Copy every one of the records below word for word, leaving out the pictures.
--- start of PROVIDED RECORDS ---
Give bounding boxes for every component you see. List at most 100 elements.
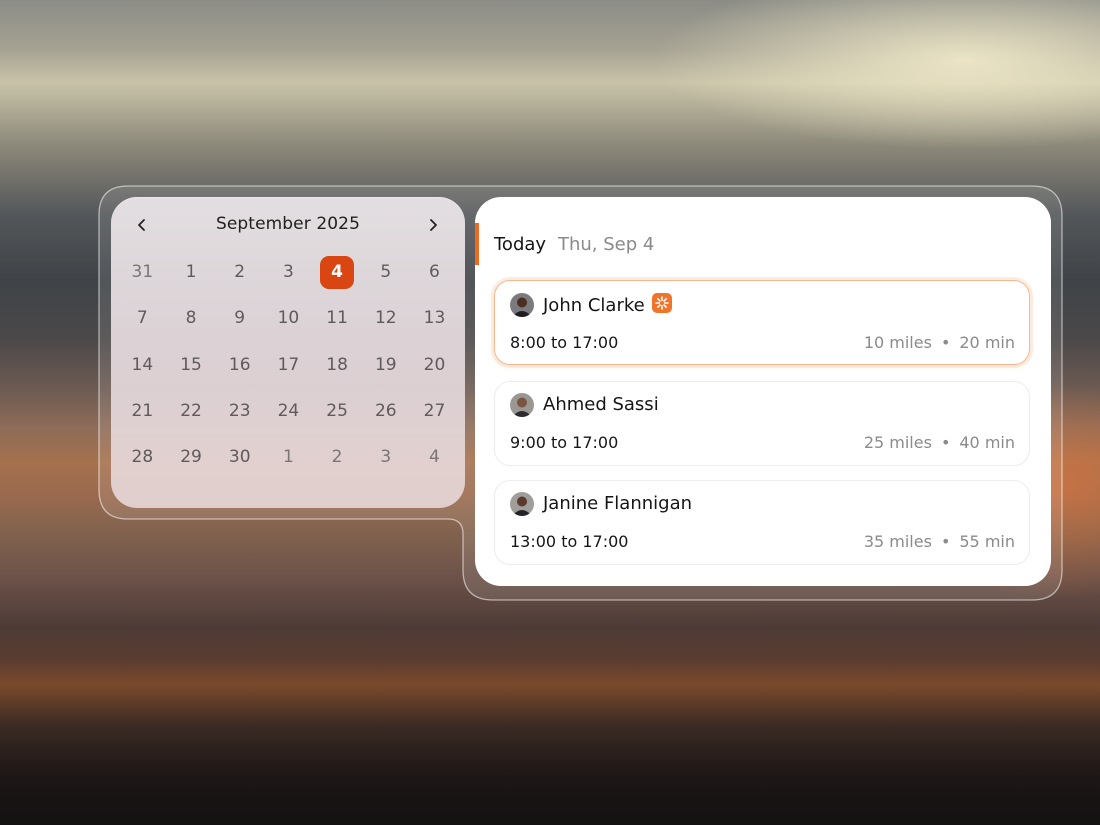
schedule-panel: Today Thu, Sep 4 John Clarke 8:00 to 17:… — [475, 197, 1051, 586]
calendar-day[interactable]: 5 — [361, 249, 410, 295]
calendar-day[interactable]: 22 — [167, 388, 216, 434]
calendar-day-number: 18 — [326, 354, 348, 375]
calendar-day[interactable]: 30 — [215, 434, 264, 480]
calendar-day-number: 23 — [228, 401, 251, 422]
calendar-day[interactable]: 15 — [167, 342, 216, 388]
distance: 35 miles — [863, 532, 932, 551]
calendar-header: September 2025 — [111, 197, 465, 253]
calendar-day[interactable]: 20 — [410, 342, 459, 388]
calendar-day-number: 21 — [131, 401, 154, 422]
calendar-day[interactable]: 14 — [118, 342, 167, 388]
calendar-day-number: 27 — [423, 401, 446, 422]
calendar-day-number: 6 — [429, 262, 440, 283]
calendar-day-number: 12 — [374, 308, 397, 329]
calendar-day[interactable]: 7 — [118, 295, 167, 341]
calendar-day[interactable]: 10 — [264, 295, 313, 341]
calendar-day-grid: 31 1 2 3 4 5 6 7 8 9 10 11 12 13 14 15 16 17 18 19 20 21 22 23 2… — [118, 249, 459, 480]
duration: 55 min — [959, 532, 1015, 551]
calendar-day-number: 10 — [277, 308, 300, 329]
chevron-left-icon — [138, 219, 145, 231]
separator-dot: • — [940, 333, 951, 352]
next-month-button[interactable] — [416, 210, 450, 240]
person-name-text: John Clarke — [543, 295, 645, 316]
schedule-card-janine-flannigan[interactable]: Janine Flannigan 13:00 to 17:00 35 miles… — [494, 480, 1030, 565]
calendar-day-number: 13 — [423, 308, 446, 329]
calendar-day-number: 11 — [326, 308, 348, 329]
today-heading: Today — [494, 234, 547, 255]
calendar-day-number: 1 — [185, 262, 197, 283]
shift-time: 9:00 to 17:00 — [510, 433, 619, 452]
calendar-day[interactable]: 17 — [264, 342, 313, 388]
calendar-day[interactable]: 23 — [215, 388, 264, 434]
distance: 10 miles — [863, 333, 932, 352]
calendar-day[interactable]: 29 — [167, 434, 216, 480]
calendar-day-number: 29 — [180, 447, 202, 468]
calendar-day-number: 16 — [228, 354, 251, 375]
calendar-day[interactable]: 19 — [361, 342, 410, 388]
calendar-day[interactable]: 3 — [361, 434, 410, 480]
calendar-day-number: 8 — [185, 308, 197, 329]
calendar-day-number: 5 — [380, 262, 392, 283]
calendar-day[interactable]: 8 — [167, 295, 216, 341]
separator-dot: • — [940, 433, 951, 452]
calendar-day-number: 14 — [131, 354, 154, 375]
calendar-day-number: 20 — [423, 354, 446, 375]
previous-month-button[interactable] — [125, 210, 159, 240]
calendar-day-number: 31 — [131, 262, 154, 283]
calendar-day-number: 26 — [374, 401, 397, 422]
travel-info: 35 miles • 55 min — [864, 532, 1015, 551]
calendar-day-number: 28 — [131, 447, 154, 468]
calendar-day-number: 19 — [374, 354, 397, 375]
calendar-day[interactable]: 16 — [215, 342, 264, 388]
person-name: Janine Flannigan — [543, 493, 693, 514]
avatar — [510, 393, 534, 417]
calendar-day[interactable]: 27 — [410, 388, 459, 434]
calendar-day[interactable]: 11 — [313, 295, 362, 341]
chevron-right-icon — [430, 219, 437, 231]
calendar-day-number: 25 — [326, 401, 348, 422]
calendar-day[interactable]: 28 — [118, 434, 167, 480]
person-name: Ahmed Sassi — [543, 394, 659, 415]
calendar-day-number: 15 — [180, 354, 202, 375]
calendar-day-number: 17 — [277, 354, 300, 375]
calendar-day[interactable]: 26 — [361, 388, 410, 434]
calendar-day-number: 4 — [429, 447, 440, 468]
duration: 40 min — [959, 433, 1015, 452]
schedule-card-ahmed-sassi[interactable]: Ahmed Sassi 9:00 to 17:00 25 miles • 40 mi… — [494, 381, 1030, 466]
avatar — [510, 492, 534, 516]
calendar-day[interactable]: 2 — [215, 249, 264, 295]
calendar-day[interactable]: 1 — [264, 434, 313, 480]
calendar-day-number: 9 — [234, 308, 246, 329]
calendar-day[interactable]: 13 — [410, 295, 459, 341]
calendar-day-selected[interactable]: 4 — [313, 249, 362, 295]
calendar-widget: September 2025 31 1 2 3 4 5 6 7 8 9 10 11 12 13 14 15 16… — [111, 197, 465, 508]
calendar-day[interactable]: 25 — [313, 388, 362, 434]
calendar-day[interactable]: 6 — [410, 249, 459, 295]
calendar-day[interactable]: 9 — [215, 295, 264, 341]
month-title: September 2025 — [215, 214, 361, 234]
calendar-day-number: 4 — [320, 255, 355, 289]
calendar-day[interactable]: 2 — [313, 434, 362, 480]
calendar-day[interactable]: 1 — [167, 249, 216, 295]
calendar-day[interactable]: 24 — [264, 388, 313, 434]
calendar-day[interactable]: 4 — [410, 434, 459, 480]
travel-info: 10 miles • 20 min — [864, 333, 1015, 352]
calendar-day[interactable]: 21 — [118, 388, 167, 434]
calendar-day[interactable]: 18 — [313, 342, 362, 388]
shift-time: 8:00 to 17:00 — [510, 333, 619, 352]
calendar-day[interactable]: 12 — [361, 295, 410, 341]
calendar-day-number: 2 — [331, 447, 343, 468]
travel-info: 25 miles • 40 min — [864, 433, 1015, 452]
avatar — [510, 293, 534, 317]
sparkle-badge-icon — [651, 293, 672, 313]
schedule-card-john-clarke[interactable]: John Clarke 8:00 to 17:00 10 miles • 20 mi… — [494, 280, 1030, 365]
shift-time: 13:00 to 17:00 — [510, 532, 629, 551]
calendar-day-number: 22 — [180, 401, 202, 422]
separator-dot: • — [940, 532, 951, 551]
calendar-day-number: 30 — [228, 447, 251, 468]
calendar-day[interactable]: 3 — [264, 249, 313, 295]
duration: 20 min — [959, 333, 1015, 352]
calendar-day[interactable]: 31 — [118, 249, 167, 295]
person-name: John Clarke — [543, 293, 672, 316]
today-date: Thu, Sep 4 — [558, 234, 655, 255]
--- end of PROVIDED RECORDS ---
WRITTEN REPLY
Give bounding boxes for every component you see. List at most 100 elements.
schedule-panel: Today Thu, Sep 4 John Clarke 8:00 to 17:… — [475, 197, 1051, 586]
calendar-day[interactable]: 5 — [361, 249, 410, 295]
calendar-day[interactable]: 22 — [167, 388, 216, 434]
calendar-day-number: 18 — [326, 354, 348, 375]
calendar-day[interactable]: 30 — [215, 434, 264, 480]
calendar-day-number: 23 — [228, 401, 251, 422]
calendar-day[interactable]: 15 — [167, 342, 216, 388]
distance: 35 miles — [863, 532, 932, 551]
calendar-header: September 2025 — [111, 197, 465, 253]
calendar-day[interactable]: 20 — [410, 342, 459, 388]
calendar-day-number: 21 — [131, 401, 154, 422]
calendar-day[interactable]: 14 — [118, 342, 167, 388]
calendar-day-number: 27 — [423, 401, 446, 422]
calendar-day-number: 6 — [429, 262, 440, 283]
calendar-day-number: 12 — [374, 308, 397, 329]
calendar-day[interactable]: 7 — [118, 295, 167, 341]
calendar-day[interactable]: 10 — [264, 295, 313, 341]
calendar-day-grid: 31 1 2 3 4 5 6 7 8 9 10 11 12 13 14 15 16 17 18 19 20 21 22 23 2… — [118, 249, 459, 480]
duration: 55 min — [959, 532, 1015, 551]
calendar-day-number: 10 — [277, 308, 300, 329]
chevron-left-icon — [138, 219, 145, 231]
separator-dot: • — [940, 333, 951, 352]
next-month-button[interactable] — [416, 210, 450, 240]
person-name-text: John Clarke — [543, 295, 645, 316]
schedule-card-janine-flannigan[interactable]: Janine Flannigan 13:00 to 17:00 35 miles… — [494, 480, 1030, 565]
calendar-day-number: 13 — [423, 308, 446, 329]
calendar-day-number: 11 — [326, 308, 348, 329]
today-heading: Today — [494, 234, 547, 255]
calendar-day-number: 1 — [185, 262, 197, 283]
shift-time: 9:00 to 17:00 — [510, 433, 619, 452]
calendar-day[interactable]: 17 — [264, 342, 313, 388]
calendar-day[interactable]: 23 — [215, 388, 264, 434]
distance: 10 miles — [863, 333, 932, 352]
calendar-day[interactable]: 29 — [167, 434, 216, 480]
calendar-day-number: 29 — [180, 447, 202, 468]
calendar-day-number: 16 — [228, 354, 251, 375]
calendar-day[interactable]: 19 — [361, 342, 410, 388]
calendar-day[interactable]: 3 — [361, 434, 410, 480]
calendar-day-number: 8 — [185, 308, 197, 329]
calendar-day-number: 5 — [380, 262, 392, 283]
calendar-day[interactable]: 8 — [167, 295, 216, 341]
separator-dot: • — [940, 433, 951, 452]
calendar-day-number: 14 — [131, 354, 154, 375]
calendar-day-number: 20 — [423, 354, 446, 375]
previous-month-button[interactable] — [125, 210, 159, 240]
calendar-day-number: 31 — [131, 262, 154, 283]
calendar-day-number: 26 — [374, 401, 397, 422]
travel-info: 35 miles • 55 min — [864, 532, 1015, 551]
calendar-day-number: 28 — [131, 447, 154, 468]
calendar-day-number: 19 — [374, 354, 397, 375]
calendar-day[interactable]: 16 — [215, 342, 264, 388]
person-name: Janine Flannigan — [543, 493, 693, 514]
avatar — [510, 393, 534, 417]
calendar-day[interactable]: 27 — [410, 388, 459, 434]
calendar-day[interactable]: 11 — [313, 295, 362, 341]
chevron-right-icon — [430, 219, 437, 231]
calendar-day-number: 25 — [326, 401, 348, 422]
calendar-day[interactable]: 28 — [118, 434, 167, 480]
person-name: Ahmed Sassi — [543, 394, 659, 415]
calendar-day-number: 15 — [180, 354, 202, 375]
calendar-day-number: 17 — [277, 354, 300, 375]
calendar-day[interactable]: 26 — [361, 388, 410, 434]
calendar-day-number: 4 — [429, 447, 440, 468]
duration: 40 min — [959, 433, 1015, 452]
schedule-card-ahmed-sassi[interactable]: Ahmed Sassi 9:00 to 17:00 25 miles • 40 mi… — [494, 381, 1030, 466]
avatar — [510, 492, 534, 516]
calendar-day[interactable]: 2 — [215, 249, 264, 295]
calendar-day[interactable]: 1 — [264, 434, 313, 480]
calendar-day-number: 9 — [234, 308, 246, 329]
calendar-day[interactable]: 13 — [410, 295, 459, 341]
calendar-day-selected[interactable]: 4 — [313, 249, 362, 295]
calendar-widget: September 2025 31 1 2 3 4 5 6 7 8 9 10 11 12 13 14 15 16… — [111, 197, 465, 508]
calendar-day[interactable]: 25 — [313, 388, 362, 434]
calendar-day[interactable]: 6 — [410, 249, 459, 295]
calendar-day[interactable]: 9 — [215, 295, 264, 341]
month-title: September 2025 — [215, 214, 361, 234]
calendar-day-number: 4 — [320, 255, 355, 289]
calendar-day[interactable]: 2 — [313, 434, 362, 480]
calendar-day[interactable]: 1 — [167, 249, 216, 295]
calendar-day[interactable]: 24 — [264, 388, 313, 434]
calendar-day[interactable]: 4 — [410, 434, 459, 480]
travel-info: 10 miles • 20 min — [864, 333, 1015, 352]
calendar-day[interactable]: 21 — [118, 388, 167, 434]
calendar-day[interactable]: 18 — [313, 342, 362, 388]
shift-time: 8:00 to 17:00 — [510, 333, 619, 352]
calendar-day[interactable]: 12 — [361, 295, 410, 341]
calendar-day-number: 2 — [331, 447, 343, 468]
travel-info: 25 miles • 40 min — [864, 433, 1015, 452]
avatar — [510, 293, 534, 317]
sparkle-badge-icon — [651, 293, 672, 313]
schedule-card-john-clarke[interactable]: John Clarke 8:00 to 17:00 10 miles • 20 mi… — [494, 280, 1030, 365]
shift-time: 13:00 to 17:00 — [510, 532, 629, 551]
calendar-day-number: 22 — [180, 401, 202, 422]
separator-dot: • — [940, 532, 951, 551]
calendar-day-number: 30 — [228, 447, 251, 468]
calendar-day[interactable]: 3 — [264, 249, 313, 295]
duration: 20 min — [959, 333, 1015, 352]
calendar-day[interactable]: 31 — [118, 249, 167, 295]
person-name: John Clarke — [543, 293, 672, 316]
today-date: Thu, Sep 4 — [558, 234, 655, 255]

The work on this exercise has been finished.